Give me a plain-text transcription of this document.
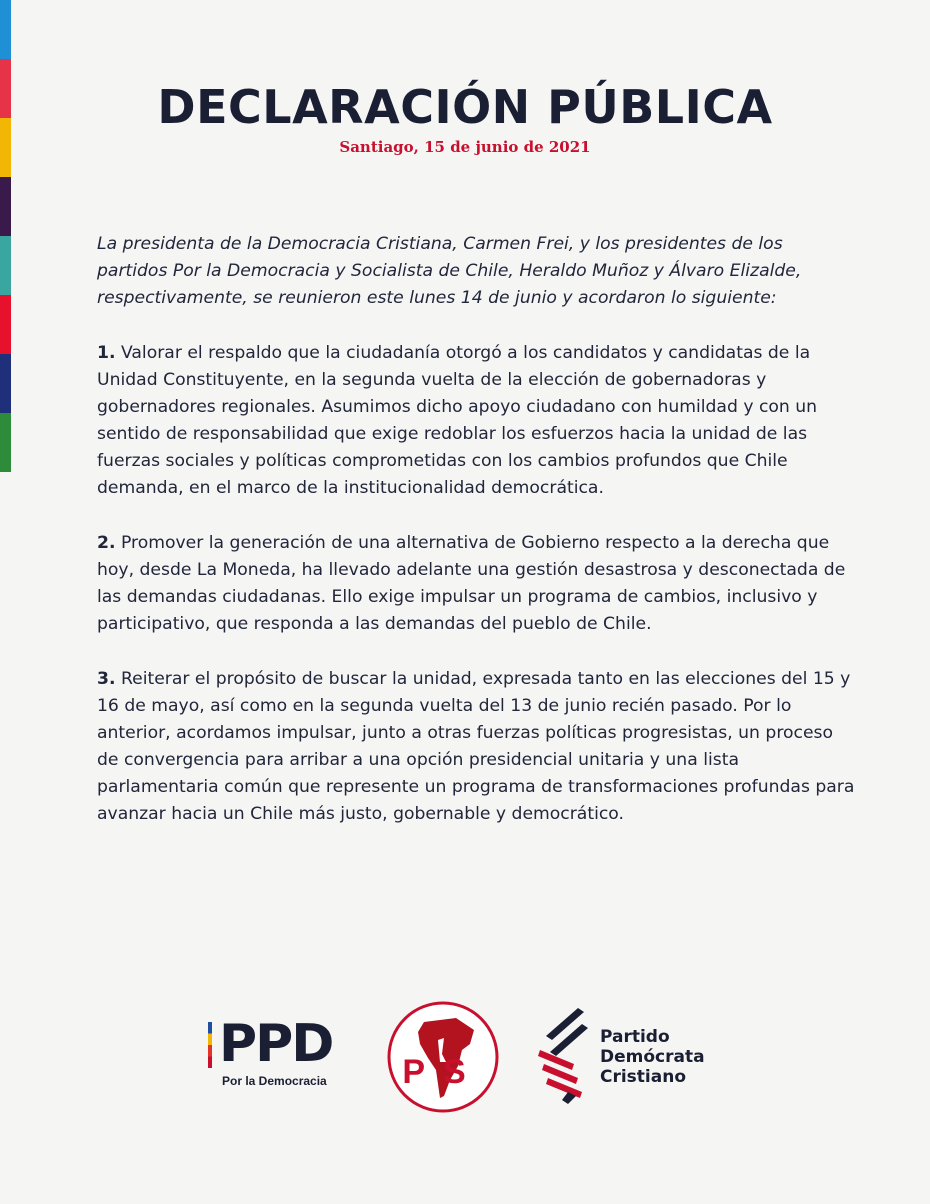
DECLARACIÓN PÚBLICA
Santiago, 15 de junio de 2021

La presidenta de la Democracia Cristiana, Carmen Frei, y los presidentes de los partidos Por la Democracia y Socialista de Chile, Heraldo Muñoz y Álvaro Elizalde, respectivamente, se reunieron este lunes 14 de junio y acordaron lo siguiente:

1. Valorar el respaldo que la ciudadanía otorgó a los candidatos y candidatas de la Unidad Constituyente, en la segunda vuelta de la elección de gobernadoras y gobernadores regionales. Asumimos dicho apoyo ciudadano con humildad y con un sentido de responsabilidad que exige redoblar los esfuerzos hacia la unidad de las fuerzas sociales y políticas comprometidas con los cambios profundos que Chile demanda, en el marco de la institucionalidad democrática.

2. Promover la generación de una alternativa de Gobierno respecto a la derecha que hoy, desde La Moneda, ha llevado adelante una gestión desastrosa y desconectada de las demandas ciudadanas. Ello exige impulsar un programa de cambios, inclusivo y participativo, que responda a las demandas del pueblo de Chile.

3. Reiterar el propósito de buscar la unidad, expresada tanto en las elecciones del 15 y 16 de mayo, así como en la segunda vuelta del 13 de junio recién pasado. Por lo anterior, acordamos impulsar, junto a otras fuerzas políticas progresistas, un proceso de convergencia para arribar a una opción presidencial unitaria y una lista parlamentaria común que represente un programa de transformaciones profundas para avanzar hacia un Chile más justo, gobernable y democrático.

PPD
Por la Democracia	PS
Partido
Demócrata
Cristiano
^^^^^^^^
- Exercise brief:
Apart from the pictures, the entries above are to be repeated in full and exactly.

- Solution for this task:
Give me a plain-text transcription of this document.
DECLARACIÓN PÚBLICA
Santiago, 15 de junio de 2021

La presidenta de la Democracia Cristiana, Carmen Frei, y los presidentes de los partidos Por la Democracia y Socialista de Chile, Heraldo Muñoz y Álvaro Elizalde, respectivamente, se reunieron este lunes 14 de junio y acordaron lo siguiente:

1. Valorar el respaldo que la ciudadanía otorgó a los candidatos y candidatas de la Unidad Constituyente, en la segunda vuelta de la elección de gobernadoras y gobernadores regionales. Asumimos dicho apoyo ciudadano con humildad y con un sentido de responsabilidad que exige redoblar los esfuerzos hacia la unidad de las fuerzas sociales y políticas comprometidas con los cambios profundos que Chile demanda, en el marco de la institucionalidad democrática.

2. Promover la generación de una alternativa de Gobierno respecto a la derecha que hoy, desde La Moneda, ha llevado adelante una gestión desastrosa y desconectada de las demandas ciudadanas. Ello exige impulsar un programa de cambios, inclusivo y participativo, que responda a las demandas del pueblo de Chile.

3. Reiterar el propósito de buscar la unidad, expresada tanto en las elecciones del 15 y 16 de mayo, así como en la segunda vuelta del 13 de junio recién pasado. Por lo anterior, acordamos impulsar, junto a otras fuerzas políticas progresistas, un proceso de convergencia para arribar a una opción presidencial unitaria y una lista parlamentaria común que represente un programa de transformaciones profundas para avanzar hacia un Chile más justo, gobernable y democrático.

PPD
Por la Democracia	PS
Partido
Demócrata
Cristiano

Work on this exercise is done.